**Task brief:** Identify each line below containing the string "boundaries" and copy it.

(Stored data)
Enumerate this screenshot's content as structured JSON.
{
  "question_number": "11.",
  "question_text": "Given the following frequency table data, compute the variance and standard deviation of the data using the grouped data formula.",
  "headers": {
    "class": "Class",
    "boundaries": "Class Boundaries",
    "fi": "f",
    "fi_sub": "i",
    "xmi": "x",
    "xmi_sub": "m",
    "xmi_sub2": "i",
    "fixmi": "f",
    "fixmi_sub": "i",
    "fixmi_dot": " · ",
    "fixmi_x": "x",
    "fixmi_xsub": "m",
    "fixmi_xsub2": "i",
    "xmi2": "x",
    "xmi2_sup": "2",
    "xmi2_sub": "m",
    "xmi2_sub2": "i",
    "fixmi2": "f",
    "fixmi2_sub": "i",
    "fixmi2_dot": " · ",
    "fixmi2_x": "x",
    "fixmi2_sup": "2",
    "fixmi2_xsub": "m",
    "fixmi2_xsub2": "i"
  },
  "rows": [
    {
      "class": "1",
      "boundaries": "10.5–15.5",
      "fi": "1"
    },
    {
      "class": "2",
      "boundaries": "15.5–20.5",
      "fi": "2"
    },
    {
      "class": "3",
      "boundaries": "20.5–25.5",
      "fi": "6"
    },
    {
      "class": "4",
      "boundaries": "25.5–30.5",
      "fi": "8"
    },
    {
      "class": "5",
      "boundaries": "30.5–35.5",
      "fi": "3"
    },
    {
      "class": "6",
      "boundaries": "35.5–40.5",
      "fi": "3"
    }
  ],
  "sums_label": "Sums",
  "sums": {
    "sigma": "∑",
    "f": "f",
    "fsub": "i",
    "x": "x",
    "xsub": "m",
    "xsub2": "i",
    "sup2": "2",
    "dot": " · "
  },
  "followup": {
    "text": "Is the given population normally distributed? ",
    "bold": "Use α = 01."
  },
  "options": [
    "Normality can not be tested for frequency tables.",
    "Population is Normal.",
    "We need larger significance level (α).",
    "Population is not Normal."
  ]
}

...

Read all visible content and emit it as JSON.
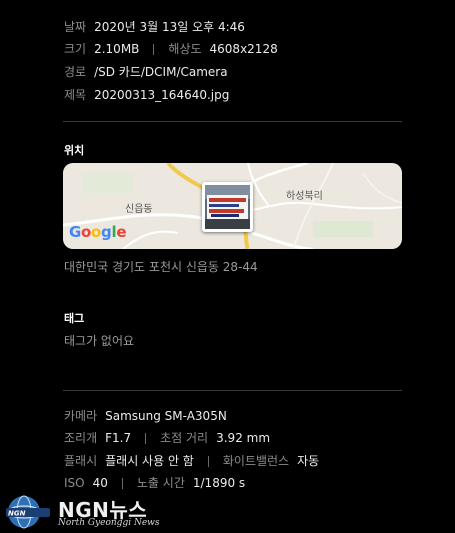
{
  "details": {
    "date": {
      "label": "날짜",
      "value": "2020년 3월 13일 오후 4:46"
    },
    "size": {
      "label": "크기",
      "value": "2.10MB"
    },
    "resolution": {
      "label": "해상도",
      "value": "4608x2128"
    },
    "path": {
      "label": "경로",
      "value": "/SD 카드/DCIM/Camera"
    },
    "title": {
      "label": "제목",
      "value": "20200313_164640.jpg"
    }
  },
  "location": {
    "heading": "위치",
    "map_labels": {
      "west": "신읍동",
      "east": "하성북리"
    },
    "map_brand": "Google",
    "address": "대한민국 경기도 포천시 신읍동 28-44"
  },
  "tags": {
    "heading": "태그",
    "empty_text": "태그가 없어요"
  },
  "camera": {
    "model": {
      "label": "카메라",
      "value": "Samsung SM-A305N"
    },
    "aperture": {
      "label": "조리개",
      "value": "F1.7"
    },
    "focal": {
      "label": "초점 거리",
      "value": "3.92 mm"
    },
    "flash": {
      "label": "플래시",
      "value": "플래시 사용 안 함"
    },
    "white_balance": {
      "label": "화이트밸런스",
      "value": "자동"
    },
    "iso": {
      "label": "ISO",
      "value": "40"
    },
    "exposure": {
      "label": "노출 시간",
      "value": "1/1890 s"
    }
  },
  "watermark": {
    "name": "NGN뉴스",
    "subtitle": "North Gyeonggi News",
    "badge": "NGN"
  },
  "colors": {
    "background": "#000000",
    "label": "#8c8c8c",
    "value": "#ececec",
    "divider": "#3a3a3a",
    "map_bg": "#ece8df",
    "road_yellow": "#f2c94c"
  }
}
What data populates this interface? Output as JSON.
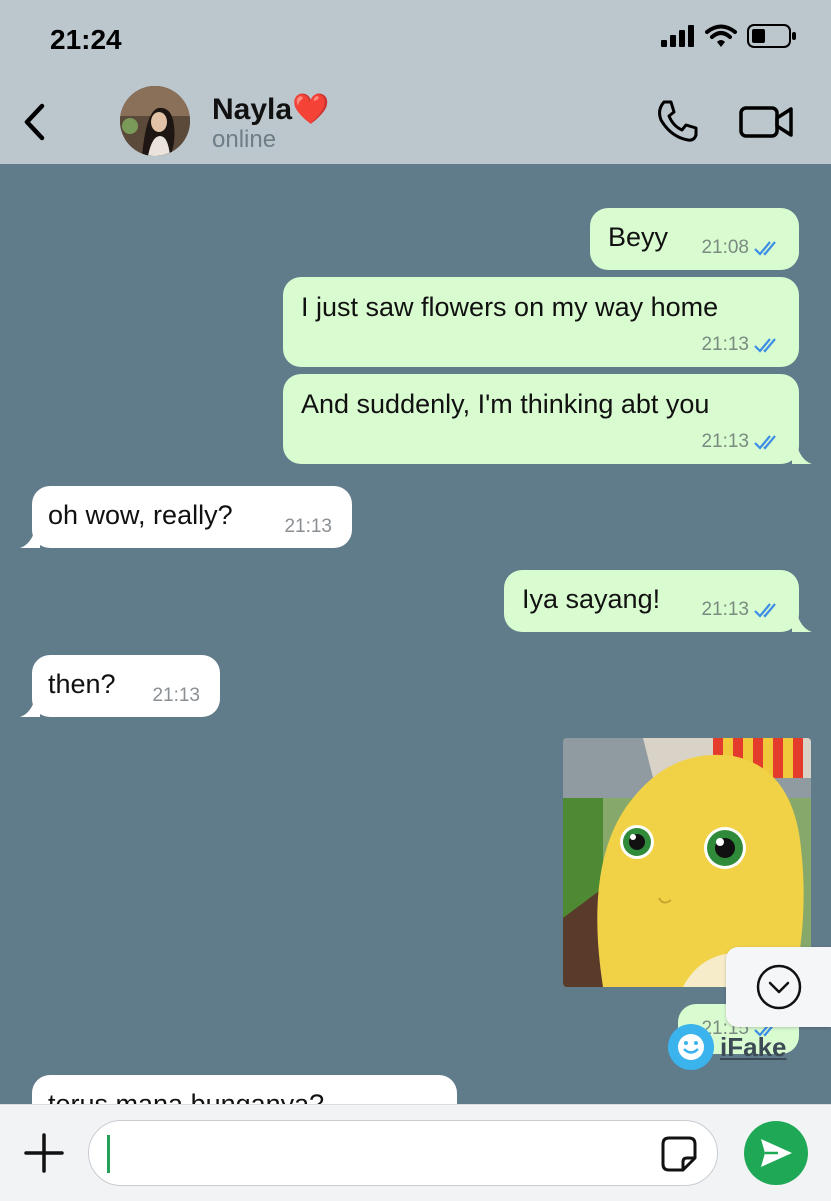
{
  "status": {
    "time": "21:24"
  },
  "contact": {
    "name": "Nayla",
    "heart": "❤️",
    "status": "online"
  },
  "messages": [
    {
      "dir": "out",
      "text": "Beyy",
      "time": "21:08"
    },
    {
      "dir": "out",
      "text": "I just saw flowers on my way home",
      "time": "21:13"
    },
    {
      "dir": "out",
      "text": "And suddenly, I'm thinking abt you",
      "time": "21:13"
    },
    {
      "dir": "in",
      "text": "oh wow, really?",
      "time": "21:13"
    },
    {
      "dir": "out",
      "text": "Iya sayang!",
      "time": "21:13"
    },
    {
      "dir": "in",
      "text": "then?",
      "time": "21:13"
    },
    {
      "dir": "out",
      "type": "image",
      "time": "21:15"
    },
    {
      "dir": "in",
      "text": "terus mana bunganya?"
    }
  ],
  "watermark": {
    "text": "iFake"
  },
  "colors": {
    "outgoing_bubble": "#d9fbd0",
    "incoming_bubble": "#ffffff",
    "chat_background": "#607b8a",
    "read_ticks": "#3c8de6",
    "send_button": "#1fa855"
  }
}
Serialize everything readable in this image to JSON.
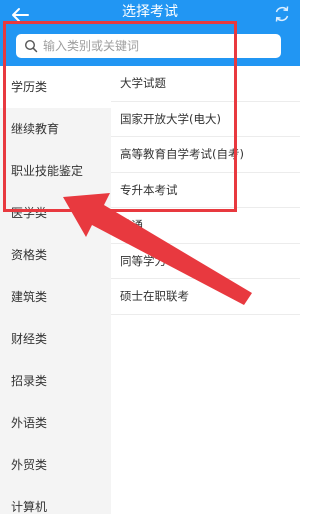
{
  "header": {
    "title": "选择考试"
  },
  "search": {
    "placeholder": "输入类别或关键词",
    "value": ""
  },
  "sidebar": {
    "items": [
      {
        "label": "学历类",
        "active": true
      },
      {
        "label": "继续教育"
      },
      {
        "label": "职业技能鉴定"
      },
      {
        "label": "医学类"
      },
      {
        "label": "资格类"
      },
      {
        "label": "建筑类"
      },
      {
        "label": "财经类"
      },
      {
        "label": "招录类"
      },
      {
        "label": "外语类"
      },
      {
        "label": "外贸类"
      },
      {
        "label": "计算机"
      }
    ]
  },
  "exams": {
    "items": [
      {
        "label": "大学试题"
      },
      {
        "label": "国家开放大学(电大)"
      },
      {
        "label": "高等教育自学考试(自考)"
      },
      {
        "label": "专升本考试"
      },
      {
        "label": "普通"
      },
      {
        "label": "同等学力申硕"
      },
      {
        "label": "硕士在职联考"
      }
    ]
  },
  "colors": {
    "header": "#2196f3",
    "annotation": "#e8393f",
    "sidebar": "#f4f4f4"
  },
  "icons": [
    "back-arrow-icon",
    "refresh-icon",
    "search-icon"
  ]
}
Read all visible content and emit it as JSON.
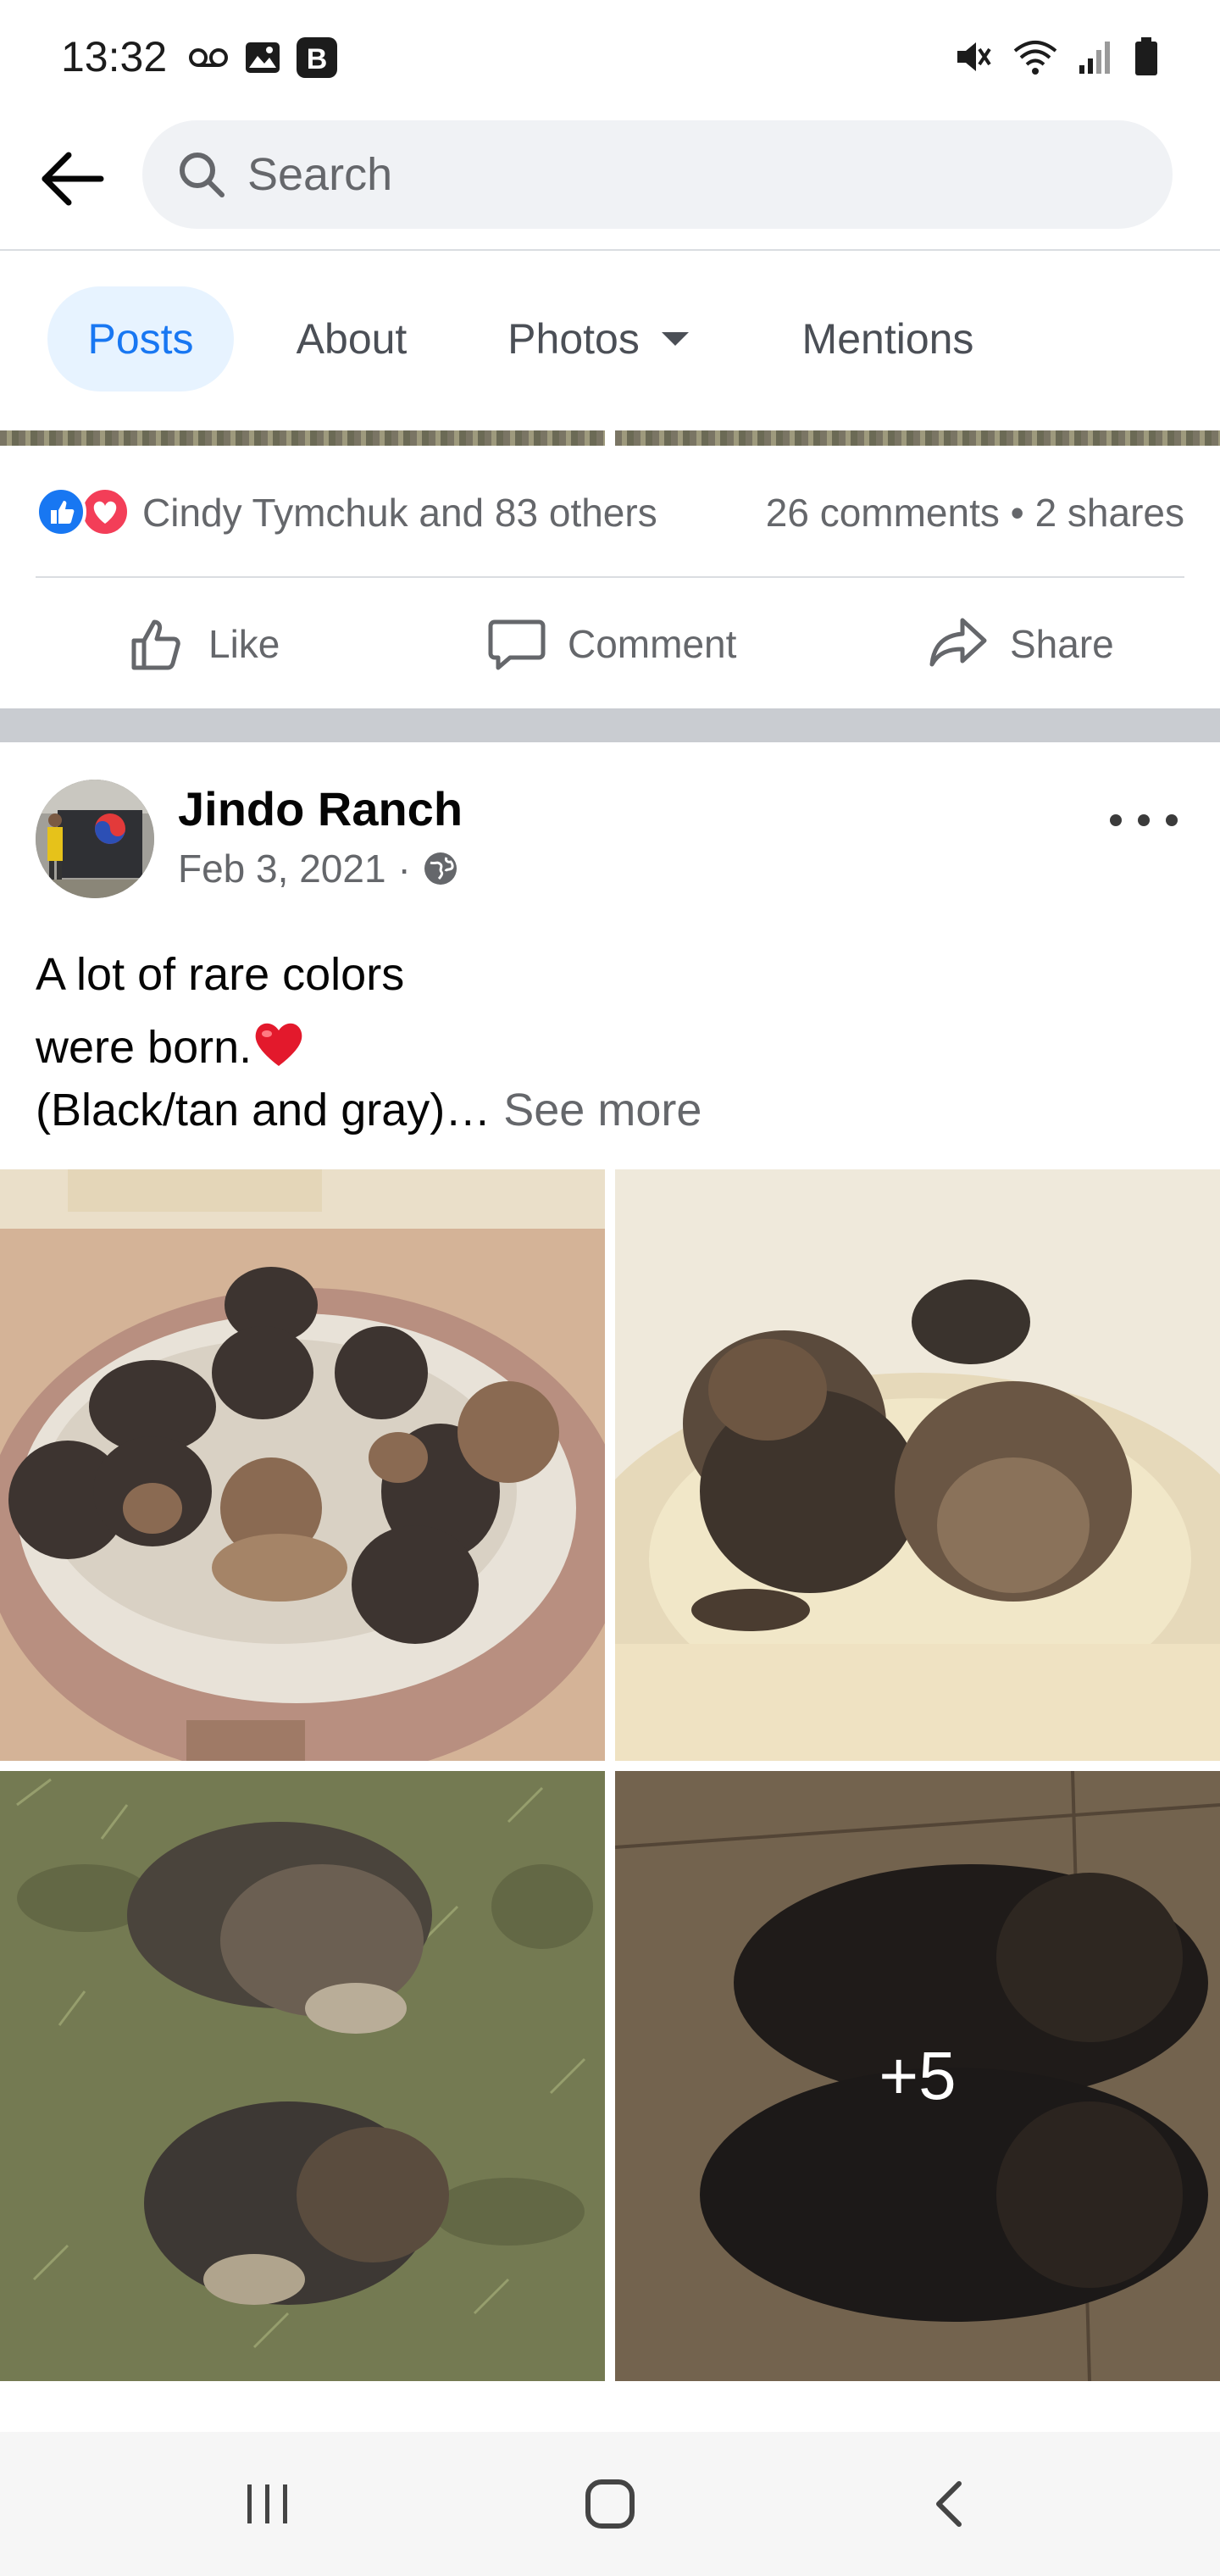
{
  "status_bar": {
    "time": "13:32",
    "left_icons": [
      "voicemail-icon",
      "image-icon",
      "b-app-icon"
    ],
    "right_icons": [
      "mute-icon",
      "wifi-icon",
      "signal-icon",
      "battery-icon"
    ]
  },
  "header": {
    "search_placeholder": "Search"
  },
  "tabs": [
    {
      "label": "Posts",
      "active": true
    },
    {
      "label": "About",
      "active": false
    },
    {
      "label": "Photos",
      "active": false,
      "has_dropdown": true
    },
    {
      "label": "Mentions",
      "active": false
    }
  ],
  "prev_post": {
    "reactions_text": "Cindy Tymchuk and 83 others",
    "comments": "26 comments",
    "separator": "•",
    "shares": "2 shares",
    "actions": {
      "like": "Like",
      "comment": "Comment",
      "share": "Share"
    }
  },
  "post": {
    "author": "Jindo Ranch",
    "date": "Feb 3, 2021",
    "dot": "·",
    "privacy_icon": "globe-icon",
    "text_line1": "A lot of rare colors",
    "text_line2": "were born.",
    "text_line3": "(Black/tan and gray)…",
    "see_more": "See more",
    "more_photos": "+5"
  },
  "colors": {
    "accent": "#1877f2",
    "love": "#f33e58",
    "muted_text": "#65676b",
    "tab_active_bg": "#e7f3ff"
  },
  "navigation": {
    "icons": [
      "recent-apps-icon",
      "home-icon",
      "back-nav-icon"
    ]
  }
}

**Solution to the exercise:**
    "boundaries": "Class Boundaries",
      "boundaries": "10.5–15.5",
      "boundaries": "15.5–20.5",
      "boundaries": "20.5–25.5",
      "boundaries": "25.5–30.5",
      "boundaries": "30.5–35.5",
      "boundaries": "35.5–40.5",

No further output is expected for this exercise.